[Stored data entries]
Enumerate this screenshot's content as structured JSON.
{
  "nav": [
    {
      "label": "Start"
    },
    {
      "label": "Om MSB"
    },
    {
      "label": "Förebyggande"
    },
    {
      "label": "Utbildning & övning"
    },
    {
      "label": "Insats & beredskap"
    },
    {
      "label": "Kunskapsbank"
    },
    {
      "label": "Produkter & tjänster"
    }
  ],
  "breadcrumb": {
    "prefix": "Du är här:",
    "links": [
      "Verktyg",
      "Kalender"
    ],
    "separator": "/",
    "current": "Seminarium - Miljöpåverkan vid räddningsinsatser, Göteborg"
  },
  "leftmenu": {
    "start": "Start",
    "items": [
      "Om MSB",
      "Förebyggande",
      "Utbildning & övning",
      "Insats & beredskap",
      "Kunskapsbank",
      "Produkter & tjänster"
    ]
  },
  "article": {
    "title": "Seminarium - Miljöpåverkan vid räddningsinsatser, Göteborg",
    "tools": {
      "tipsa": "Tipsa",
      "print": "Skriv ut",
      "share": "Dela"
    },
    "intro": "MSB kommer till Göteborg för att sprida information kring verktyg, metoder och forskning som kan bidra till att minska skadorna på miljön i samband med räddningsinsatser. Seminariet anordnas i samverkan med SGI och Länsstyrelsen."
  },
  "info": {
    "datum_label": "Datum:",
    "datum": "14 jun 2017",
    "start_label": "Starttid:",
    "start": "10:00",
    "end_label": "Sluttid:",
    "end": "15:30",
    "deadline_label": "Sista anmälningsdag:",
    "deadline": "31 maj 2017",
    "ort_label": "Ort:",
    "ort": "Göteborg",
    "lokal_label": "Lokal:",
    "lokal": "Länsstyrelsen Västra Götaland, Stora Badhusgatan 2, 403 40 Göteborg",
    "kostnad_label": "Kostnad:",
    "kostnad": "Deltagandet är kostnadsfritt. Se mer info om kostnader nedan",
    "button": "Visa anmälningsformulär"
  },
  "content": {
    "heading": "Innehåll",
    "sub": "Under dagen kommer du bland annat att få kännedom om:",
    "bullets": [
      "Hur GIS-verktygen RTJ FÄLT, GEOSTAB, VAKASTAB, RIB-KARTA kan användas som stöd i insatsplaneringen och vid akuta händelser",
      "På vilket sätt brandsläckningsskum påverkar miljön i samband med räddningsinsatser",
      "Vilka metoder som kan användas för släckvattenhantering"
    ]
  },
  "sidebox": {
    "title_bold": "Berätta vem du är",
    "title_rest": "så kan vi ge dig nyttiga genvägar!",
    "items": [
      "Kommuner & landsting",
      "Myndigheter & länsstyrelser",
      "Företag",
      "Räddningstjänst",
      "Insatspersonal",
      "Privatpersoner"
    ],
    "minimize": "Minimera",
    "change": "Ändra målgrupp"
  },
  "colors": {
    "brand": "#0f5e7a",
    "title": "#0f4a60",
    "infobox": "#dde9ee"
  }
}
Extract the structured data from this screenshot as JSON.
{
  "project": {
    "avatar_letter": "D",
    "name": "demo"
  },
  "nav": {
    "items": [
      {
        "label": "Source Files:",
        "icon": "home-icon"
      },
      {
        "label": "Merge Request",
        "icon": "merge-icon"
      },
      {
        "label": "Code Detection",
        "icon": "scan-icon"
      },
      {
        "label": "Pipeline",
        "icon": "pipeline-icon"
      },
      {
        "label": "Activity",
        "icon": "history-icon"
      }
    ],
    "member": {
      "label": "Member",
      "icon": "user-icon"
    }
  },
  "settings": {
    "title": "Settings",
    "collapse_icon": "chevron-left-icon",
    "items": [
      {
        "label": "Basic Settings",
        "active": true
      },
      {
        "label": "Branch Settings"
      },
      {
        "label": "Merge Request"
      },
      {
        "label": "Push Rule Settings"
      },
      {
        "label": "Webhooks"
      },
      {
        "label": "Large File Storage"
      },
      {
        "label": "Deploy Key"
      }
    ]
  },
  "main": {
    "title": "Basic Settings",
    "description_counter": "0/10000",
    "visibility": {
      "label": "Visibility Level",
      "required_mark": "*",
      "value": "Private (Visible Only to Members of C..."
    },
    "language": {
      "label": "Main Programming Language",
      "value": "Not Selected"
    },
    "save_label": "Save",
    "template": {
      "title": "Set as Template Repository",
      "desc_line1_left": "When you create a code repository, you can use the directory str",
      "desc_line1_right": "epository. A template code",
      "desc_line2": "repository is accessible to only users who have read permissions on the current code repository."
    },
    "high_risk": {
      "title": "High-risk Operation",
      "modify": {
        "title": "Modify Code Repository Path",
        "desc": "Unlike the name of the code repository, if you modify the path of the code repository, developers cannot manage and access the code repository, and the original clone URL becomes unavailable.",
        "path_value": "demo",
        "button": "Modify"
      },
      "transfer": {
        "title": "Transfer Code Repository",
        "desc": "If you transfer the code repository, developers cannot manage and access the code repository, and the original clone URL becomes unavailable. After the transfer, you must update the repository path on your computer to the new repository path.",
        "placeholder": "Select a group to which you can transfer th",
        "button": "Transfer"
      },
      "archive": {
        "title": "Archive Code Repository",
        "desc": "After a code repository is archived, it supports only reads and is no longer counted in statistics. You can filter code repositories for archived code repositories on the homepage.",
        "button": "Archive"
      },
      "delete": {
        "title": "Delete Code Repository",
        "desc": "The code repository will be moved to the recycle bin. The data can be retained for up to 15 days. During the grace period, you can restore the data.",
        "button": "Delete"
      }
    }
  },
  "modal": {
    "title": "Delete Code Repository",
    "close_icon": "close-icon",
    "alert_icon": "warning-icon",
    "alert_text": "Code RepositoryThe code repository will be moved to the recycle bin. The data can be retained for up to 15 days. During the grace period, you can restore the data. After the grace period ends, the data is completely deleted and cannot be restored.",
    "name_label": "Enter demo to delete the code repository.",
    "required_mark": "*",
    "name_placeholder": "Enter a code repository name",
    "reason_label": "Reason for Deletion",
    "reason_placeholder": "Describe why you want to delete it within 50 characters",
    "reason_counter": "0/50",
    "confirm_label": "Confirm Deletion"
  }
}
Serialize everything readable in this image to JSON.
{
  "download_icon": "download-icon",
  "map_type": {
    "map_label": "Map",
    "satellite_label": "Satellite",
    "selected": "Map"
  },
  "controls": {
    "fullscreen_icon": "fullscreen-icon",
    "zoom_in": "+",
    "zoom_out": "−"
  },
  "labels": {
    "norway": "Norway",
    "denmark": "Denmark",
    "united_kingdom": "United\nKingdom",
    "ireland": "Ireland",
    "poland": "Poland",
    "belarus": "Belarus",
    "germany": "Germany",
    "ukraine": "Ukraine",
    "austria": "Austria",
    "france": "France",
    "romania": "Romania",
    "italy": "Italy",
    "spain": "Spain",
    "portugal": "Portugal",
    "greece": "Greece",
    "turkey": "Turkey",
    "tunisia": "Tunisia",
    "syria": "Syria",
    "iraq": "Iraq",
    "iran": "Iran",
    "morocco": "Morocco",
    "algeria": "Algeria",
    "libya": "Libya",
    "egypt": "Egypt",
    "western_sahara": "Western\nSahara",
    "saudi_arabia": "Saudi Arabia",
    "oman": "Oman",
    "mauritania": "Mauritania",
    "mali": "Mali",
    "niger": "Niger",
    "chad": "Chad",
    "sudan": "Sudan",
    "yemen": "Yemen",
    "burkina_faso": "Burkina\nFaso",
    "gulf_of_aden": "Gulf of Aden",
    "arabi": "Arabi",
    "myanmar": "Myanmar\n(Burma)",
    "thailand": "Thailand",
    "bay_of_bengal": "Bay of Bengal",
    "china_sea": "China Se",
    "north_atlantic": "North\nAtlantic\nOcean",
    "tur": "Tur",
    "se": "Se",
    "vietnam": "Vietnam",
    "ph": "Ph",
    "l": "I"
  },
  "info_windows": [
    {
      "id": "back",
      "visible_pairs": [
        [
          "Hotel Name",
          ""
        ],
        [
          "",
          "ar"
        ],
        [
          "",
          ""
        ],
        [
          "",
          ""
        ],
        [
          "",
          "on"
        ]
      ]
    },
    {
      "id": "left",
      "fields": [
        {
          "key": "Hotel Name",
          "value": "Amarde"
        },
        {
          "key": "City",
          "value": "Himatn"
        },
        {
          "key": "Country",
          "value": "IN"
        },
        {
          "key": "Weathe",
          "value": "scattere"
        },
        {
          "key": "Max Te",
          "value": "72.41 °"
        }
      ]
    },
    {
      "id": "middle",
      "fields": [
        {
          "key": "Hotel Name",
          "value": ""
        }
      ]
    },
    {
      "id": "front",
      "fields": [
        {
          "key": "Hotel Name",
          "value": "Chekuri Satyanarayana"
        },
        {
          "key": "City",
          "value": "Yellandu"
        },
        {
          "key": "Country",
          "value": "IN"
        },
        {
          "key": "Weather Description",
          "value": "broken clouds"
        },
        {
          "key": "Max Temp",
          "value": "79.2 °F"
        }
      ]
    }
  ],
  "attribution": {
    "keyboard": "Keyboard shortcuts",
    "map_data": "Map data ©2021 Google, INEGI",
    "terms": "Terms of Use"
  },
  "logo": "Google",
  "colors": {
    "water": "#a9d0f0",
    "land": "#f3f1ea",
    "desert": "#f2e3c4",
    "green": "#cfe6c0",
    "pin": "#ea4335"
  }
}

Short problem: Look for the word "retained" in every line of the listing and copy the lines that have it.

Solution to the exercise:
        "desc": "The code repository will be moved to the recycle bin. The data can be retained for up to 15 days. During the grace period, you can restore the data.",
    "alert_text": "Code RepositoryThe code repository will be moved to the recycle bin. The data can be retained for up to 15 days. During the grace period, you can restore the data. After the grace period ends, the data is completely deleted and cannot be restored.",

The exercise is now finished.